What is expected: Wherever a line below holds the word "عائد", copy that line.

[Data records]
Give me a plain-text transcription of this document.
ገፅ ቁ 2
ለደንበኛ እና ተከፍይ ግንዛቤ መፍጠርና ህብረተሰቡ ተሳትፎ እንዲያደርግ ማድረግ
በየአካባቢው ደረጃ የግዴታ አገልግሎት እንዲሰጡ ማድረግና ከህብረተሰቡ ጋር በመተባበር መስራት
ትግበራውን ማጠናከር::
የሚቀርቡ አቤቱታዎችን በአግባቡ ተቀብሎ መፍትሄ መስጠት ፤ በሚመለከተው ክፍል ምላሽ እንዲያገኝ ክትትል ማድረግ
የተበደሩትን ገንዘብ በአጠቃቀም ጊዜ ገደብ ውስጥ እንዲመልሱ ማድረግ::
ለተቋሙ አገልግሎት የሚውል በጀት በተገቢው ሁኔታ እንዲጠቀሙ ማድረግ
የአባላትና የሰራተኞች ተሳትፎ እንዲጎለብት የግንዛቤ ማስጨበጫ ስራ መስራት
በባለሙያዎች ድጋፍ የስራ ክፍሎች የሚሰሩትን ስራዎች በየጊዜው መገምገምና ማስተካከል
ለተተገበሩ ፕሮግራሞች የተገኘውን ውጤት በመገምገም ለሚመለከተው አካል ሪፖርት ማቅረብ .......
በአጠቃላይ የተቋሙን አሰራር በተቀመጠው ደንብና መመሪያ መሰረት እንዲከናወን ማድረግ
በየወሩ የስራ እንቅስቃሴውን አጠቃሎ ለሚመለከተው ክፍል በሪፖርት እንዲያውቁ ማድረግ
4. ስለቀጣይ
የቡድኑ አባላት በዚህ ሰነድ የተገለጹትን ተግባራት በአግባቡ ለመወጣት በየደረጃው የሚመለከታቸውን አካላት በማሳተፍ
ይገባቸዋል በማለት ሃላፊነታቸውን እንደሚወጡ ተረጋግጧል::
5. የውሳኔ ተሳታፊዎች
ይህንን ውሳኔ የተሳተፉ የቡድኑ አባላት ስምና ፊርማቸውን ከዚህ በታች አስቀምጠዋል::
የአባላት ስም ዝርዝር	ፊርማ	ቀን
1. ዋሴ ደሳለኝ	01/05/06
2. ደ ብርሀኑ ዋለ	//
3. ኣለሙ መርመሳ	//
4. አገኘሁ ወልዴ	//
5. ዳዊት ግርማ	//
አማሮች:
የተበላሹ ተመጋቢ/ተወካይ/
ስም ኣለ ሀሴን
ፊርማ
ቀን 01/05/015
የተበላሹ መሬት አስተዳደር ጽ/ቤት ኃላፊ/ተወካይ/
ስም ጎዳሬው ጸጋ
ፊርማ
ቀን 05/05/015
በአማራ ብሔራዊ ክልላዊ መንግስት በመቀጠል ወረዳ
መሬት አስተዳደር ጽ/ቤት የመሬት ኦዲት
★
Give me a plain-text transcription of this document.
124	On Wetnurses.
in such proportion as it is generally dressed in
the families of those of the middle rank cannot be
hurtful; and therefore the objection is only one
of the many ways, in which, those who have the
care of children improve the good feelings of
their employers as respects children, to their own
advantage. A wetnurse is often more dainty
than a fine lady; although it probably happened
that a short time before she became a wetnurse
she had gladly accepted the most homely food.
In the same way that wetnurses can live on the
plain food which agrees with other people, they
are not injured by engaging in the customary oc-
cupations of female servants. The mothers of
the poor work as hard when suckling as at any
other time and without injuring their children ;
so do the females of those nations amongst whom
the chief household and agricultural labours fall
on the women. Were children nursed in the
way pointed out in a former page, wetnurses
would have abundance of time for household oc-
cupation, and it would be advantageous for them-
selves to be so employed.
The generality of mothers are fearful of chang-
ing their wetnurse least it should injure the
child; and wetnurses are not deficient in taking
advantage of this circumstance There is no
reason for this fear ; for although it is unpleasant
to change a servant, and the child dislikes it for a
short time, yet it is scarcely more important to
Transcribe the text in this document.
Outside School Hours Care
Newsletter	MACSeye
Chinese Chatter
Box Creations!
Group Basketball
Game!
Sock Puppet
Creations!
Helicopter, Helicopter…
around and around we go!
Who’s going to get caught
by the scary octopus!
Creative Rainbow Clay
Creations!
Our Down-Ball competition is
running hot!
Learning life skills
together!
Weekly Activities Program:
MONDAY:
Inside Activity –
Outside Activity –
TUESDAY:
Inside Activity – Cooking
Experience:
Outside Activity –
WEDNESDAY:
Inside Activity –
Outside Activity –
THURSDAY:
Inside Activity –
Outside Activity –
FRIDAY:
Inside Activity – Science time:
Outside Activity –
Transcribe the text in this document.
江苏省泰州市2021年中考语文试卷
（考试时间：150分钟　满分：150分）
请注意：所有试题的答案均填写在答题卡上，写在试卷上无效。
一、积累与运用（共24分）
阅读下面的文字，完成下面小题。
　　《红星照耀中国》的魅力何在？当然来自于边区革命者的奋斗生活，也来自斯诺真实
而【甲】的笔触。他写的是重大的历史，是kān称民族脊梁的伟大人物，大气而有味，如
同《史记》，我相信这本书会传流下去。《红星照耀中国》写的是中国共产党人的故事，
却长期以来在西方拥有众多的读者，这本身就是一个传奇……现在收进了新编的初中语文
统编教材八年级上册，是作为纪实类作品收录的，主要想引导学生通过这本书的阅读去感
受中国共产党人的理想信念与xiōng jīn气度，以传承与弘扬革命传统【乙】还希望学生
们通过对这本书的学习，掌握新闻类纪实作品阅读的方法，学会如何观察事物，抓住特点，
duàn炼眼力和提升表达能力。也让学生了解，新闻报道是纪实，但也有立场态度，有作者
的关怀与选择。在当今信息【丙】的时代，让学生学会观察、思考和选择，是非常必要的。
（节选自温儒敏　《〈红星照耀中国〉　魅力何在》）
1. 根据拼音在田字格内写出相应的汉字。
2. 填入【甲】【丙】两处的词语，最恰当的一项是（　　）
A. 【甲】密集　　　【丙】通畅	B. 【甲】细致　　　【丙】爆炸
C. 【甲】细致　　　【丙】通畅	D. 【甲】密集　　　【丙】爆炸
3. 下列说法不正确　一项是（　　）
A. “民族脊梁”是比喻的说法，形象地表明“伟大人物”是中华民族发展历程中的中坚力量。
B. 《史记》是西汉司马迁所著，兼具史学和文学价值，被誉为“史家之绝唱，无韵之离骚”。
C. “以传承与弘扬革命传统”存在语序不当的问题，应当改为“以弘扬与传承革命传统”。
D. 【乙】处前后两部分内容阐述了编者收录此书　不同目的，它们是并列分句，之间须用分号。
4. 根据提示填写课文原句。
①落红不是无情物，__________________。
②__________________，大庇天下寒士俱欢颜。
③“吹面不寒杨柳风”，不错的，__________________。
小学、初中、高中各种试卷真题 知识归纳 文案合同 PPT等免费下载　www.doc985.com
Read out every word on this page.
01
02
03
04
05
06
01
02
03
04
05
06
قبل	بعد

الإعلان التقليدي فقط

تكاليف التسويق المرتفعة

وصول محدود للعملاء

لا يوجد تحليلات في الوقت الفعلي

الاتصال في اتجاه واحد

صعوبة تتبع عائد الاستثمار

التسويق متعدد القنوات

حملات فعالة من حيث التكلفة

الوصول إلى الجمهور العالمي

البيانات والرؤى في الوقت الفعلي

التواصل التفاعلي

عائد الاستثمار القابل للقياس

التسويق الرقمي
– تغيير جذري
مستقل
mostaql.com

Complete response:
صعوبة تتبع عائد الاستثمار
عائد الاستثمار القابل للقياس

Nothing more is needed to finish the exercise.